● Records for this exercise
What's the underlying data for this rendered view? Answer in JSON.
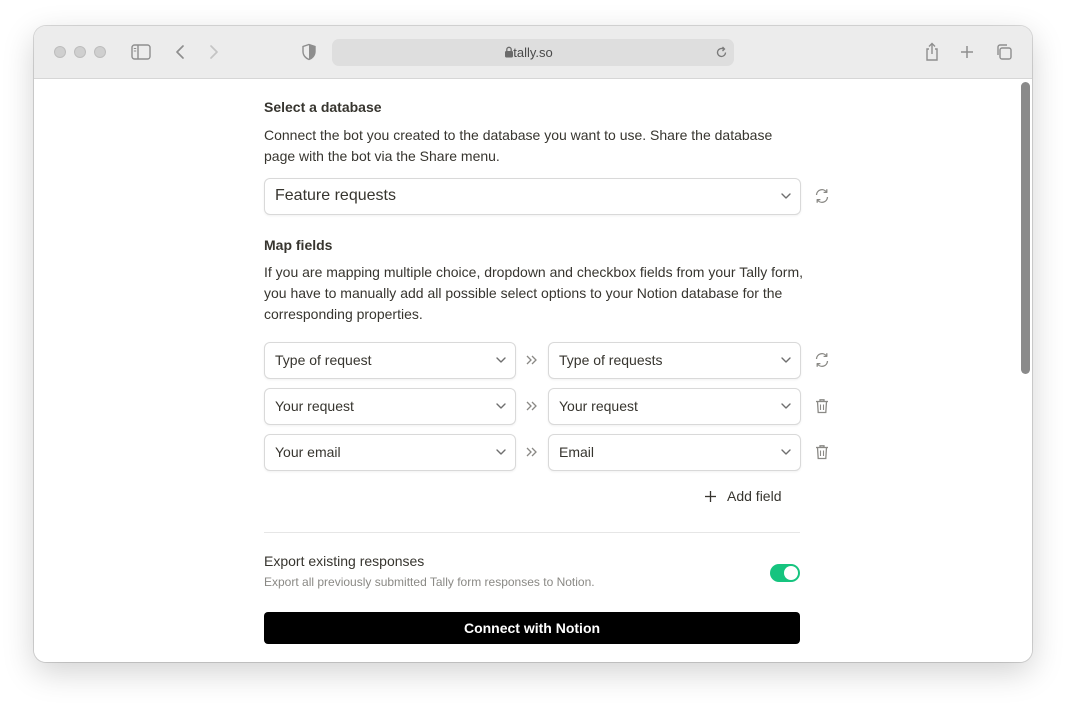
{
  "browser": {
    "url": "tally.so"
  },
  "database": {
    "heading": "Select a database",
    "description": "Connect the bot you created to the database you want to use. Share the database page with the bot via the Share menu.",
    "selected": "Feature requests"
  },
  "map_fields": {
    "heading": "Map fields",
    "description": "If you are mapping multiple choice, dropdown and checkbox fields from your Tally form, you have to manually add all possible select options to your Notion database for the corresponding properties.",
    "rows": [
      {
        "source": "Type of request",
        "target": "Type of requests"
      },
      {
        "source": "Your request",
        "target": "Your request"
      },
      {
        "source": "Your email",
        "target": "Email"
      }
    ],
    "add_field_label": "Add field"
  },
  "export": {
    "title": "Export existing responses",
    "subtitle": "Export all previously submitted Tally form responses to Notion.",
    "enabled": true
  },
  "connect_label": "Connect with Notion",
  "colors": {
    "toggle_on": "#16c47f",
    "button_bg": "#000000",
    "text": "#37352f"
  }
}
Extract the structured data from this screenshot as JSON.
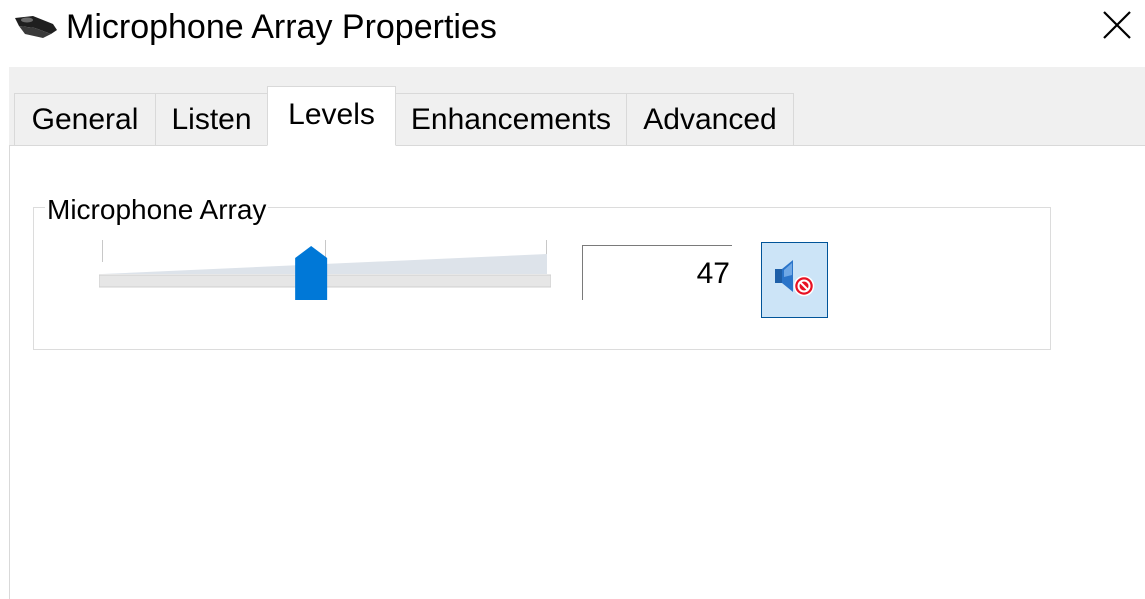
{
  "window": {
    "title": "Microphone Array Properties",
    "icon": "microphone-array-icon"
  },
  "title_bar": {
    "close_icon": "close-icon"
  },
  "tabs": [
    {
      "label": "General",
      "active": false
    },
    {
      "label": "Listen",
      "active": false
    },
    {
      "label": "Levels",
      "active": true
    },
    {
      "label": "Enhancements",
      "active": false
    },
    {
      "label": "Advanced",
      "active": false
    }
  ],
  "levels": {
    "group_label": "Microphone Array",
    "slider_value": 47,
    "slider_max": 100,
    "value_text": "47",
    "mute_icon": "speaker-muted-icon"
  },
  "colors": {
    "accent": "#0078d7",
    "mute_bg": "#cce4f7",
    "mute_border": "#005499",
    "mute_badge": "#e81123"
  }
}
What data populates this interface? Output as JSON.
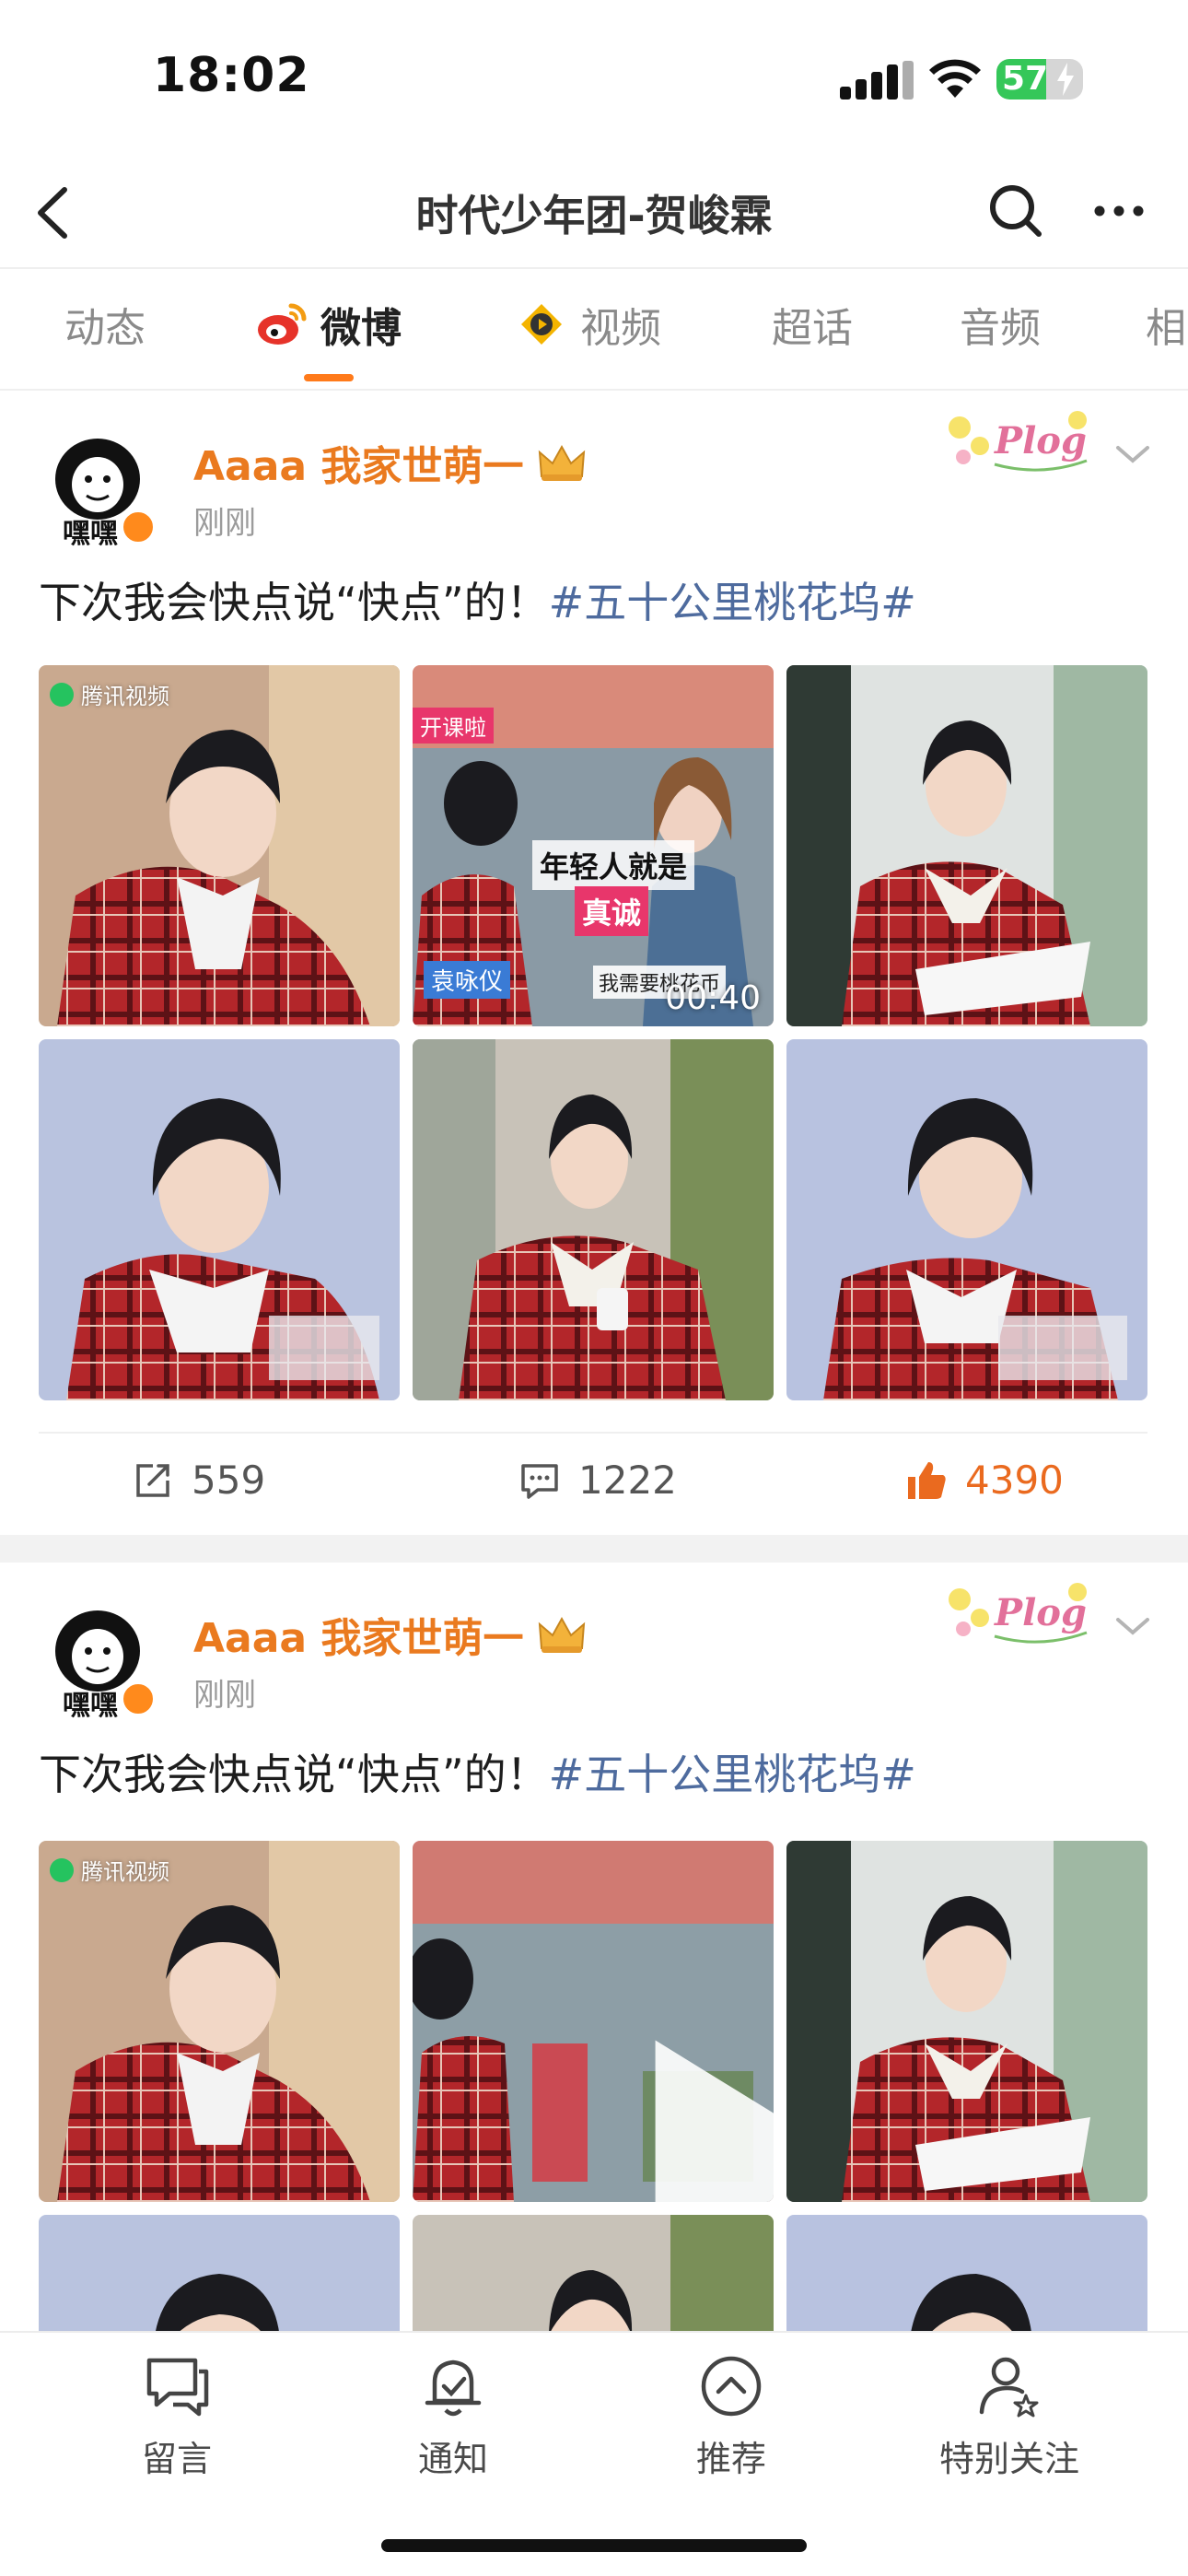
{
  "status_bar": {
    "time": "18:02",
    "battery_percent": "57",
    "battery_level": 0.57,
    "icons": [
      "cellular-signal-icon",
      "wifi-icon",
      "battery-icon",
      "charging-bolt-icon"
    ]
  },
  "nav": {
    "title": "时代少年团-贺峻霖",
    "icons": [
      "back-arrow-icon",
      "search-icon",
      "more-icon"
    ]
  },
  "tabs": [
    {
      "label": "动态",
      "active": false
    },
    {
      "label": "微博",
      "active": true,
      "icon": "weibo-icon"
    },
    {
      "label": "视频",
      "active": false,
      "icon": "video-icon"
    },
    {
      "label": "超话",
      "active": false
    },
    {
      "label": "音频",
      "active": false
    },
    {
      "label": "相",
      "active": false
    }
  ],
  "posts": [
    {
      "username": "Aaaa 我家世萌一",
      "avatar_caption": "嘿嘿",
      "time": "刚刚",
      "text": "下次我会快点说“快点”的！",
      "topic": "#五十公里桃花坞#",
      "thumb_badge": "腾讯视频",
      "video_overlay": {
        "tag": "开课啦",
        "line1": "年轻人就是",
        "line2": "真诚",
        "name": "袁咏仪",
        "subtitle": "我需要桃花币",
        "duration": "00:40"
      },
      "actions": {
        "reposts": "559",
        "comments": "1222",
        "likes": "4390"
      }
    },
    {
      "username": "Aaaa 我家世萌一",
      "avatar_caption": "嘿嘿",
      "time": "刚刚",
      "text": "下次我会快点说“快点”的！",
      "topic": "#五十公里桃花坞#",
      "thumb_badge": "腾讯视频"
    }
  ],
  "bottom_bar": [
    {
      "label": "留言",
      "icon": "message-icon"
    },
    {
      "label": "通知",
      "icon": "bell-icon"
    },
    {
      "label": "推荐",
      "icon": "recommend-up-icon"
    },
    {
      "label": "特别关注",
      "icon": "special-follow-icon"
    }
  ],
  "colors": {
    "accent": "#ea7a1f",
    "topic": "#4e6b9e",
    "like": "#ea6a1f",
    "tab_underline": "#ff7a1a",
    "battery": "#35c759"
  }
}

● Problem
Identify all lines in the records above with the word "What".

● Completed task
What's the underlying data for this rendered view? Answer in JSON.
What data populates this interface? Output as JSON.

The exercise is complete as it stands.